:: Collected data entries ::

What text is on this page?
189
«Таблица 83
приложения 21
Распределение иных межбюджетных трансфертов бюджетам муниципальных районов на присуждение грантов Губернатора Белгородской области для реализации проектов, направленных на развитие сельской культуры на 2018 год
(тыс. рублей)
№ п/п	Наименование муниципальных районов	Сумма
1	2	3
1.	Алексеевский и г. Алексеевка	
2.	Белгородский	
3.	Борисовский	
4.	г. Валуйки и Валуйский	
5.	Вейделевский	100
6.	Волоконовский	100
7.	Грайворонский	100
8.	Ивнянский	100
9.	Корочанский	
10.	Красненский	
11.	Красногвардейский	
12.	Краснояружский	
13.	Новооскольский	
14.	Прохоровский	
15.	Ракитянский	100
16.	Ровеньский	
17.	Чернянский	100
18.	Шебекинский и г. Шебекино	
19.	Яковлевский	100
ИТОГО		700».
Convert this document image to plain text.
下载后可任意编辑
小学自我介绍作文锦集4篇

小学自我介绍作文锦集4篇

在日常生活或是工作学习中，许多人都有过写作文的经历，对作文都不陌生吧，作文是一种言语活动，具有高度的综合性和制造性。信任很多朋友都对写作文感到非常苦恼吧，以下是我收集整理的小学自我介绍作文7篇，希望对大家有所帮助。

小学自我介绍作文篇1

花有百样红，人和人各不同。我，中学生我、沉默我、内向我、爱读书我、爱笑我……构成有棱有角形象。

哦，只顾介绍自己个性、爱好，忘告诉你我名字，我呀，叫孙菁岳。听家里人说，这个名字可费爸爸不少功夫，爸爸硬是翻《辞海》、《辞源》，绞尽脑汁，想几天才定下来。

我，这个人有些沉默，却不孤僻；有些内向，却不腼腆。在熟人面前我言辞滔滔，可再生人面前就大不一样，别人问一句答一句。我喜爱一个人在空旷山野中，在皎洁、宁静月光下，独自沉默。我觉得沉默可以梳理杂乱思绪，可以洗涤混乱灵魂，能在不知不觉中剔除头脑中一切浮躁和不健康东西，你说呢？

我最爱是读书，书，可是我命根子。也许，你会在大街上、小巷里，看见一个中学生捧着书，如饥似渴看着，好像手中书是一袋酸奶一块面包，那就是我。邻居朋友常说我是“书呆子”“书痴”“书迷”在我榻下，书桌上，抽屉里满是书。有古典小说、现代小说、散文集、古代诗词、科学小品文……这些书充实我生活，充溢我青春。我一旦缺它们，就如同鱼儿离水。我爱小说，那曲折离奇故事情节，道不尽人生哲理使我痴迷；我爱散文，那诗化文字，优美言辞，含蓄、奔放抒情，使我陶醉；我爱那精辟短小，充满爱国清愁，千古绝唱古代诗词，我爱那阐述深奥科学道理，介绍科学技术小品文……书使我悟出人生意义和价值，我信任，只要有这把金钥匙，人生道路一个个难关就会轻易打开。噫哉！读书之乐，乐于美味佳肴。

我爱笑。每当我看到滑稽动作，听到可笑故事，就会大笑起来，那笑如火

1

:: To do ::
Your task is to write out the lines from the one with "Convert this document image to plain text." through the end of the records, exactly and with nothing added.

:: Solution to this exercise ::
Convert this document image to plain text.
下载后可任意编辑
小学自我介绍作文锦集4篇

小学自我介绍作文锦集4篇

在日常生活或是工作学习中，许多人都有过写作文的经历，对作文都不陌生吧，作文是一种言语活动，具有高度的综合性和制造性。信任很多朋友都对写作文感到非常苦恼吧，以下是我收集整理的小学自我介绍作文7篇，希望对大家有所帮助。

小学自我介绍作文篇1

花有百样红，人和人各不同。我，中学生我、沉默我、内向我、爱读书我、爱笑我……构成有棱有角形象。

哦，只顾介绍自己个性、爱好，忘告诉你我名字，我呀，叫孙菁岳。听家里人说，这个名字可费爸爸不少功夫，爸爸硬是翻《辞海》、《辞源》，绞尽脑汁，想几天才定下来。

我，这个人有些沉默，却不孤僻；有些内向，却不腼腆。在熟人面前我言辞滔滔，可再生人面前就大不一样，别人问一句答一句。我喜爱一个人在空旷山野中，在皎洁、宁静月光下，独自沉默。我觉得沉默可以梳理杂乱思绪，可以洗涤混乱灵魂，能在不知不觉中剔除头脑中一切浮躁和不健康东西，你说呢？

我最爱是读书，书，可是我命根子。也许，你会在大街上、小巷里，看见一个中学生捧着书，如饥似渴看着，好像手中书是一袋酸奶一块面包，那就是我。邻居朋友常说我是“书呆子”“书痴”“书迷”在我榻下，书桌上，抽屉里满是书。有古典小说、现代小说、散文集、古代诗词、科学小品文……这些书充实我生活，充溢我青春。我一旦缺它们，就如同鱼儿离水。我爱小说，那曲折离奇故事情节，道不尽人生哲理使我痴迷；我爱散文，那诗化文字，优美言辞，含蓄、奔放抒情，使我陶醉；我爱那精辟短小，充满爱国清愁，千古绝唱古代诗词，我爱那阐述深奥科学道理，介绍科学技术小品文……书使我悟出人生意义和价值，我信任，只要有这把金钥匙，人生道路一个个难关就会轻易打开。噫哉！读书之乐，乐于美味佳肴。

我爱笑。每当我看到滑稽动作，听到可笑故事，就会大笑起来，那笑如火

1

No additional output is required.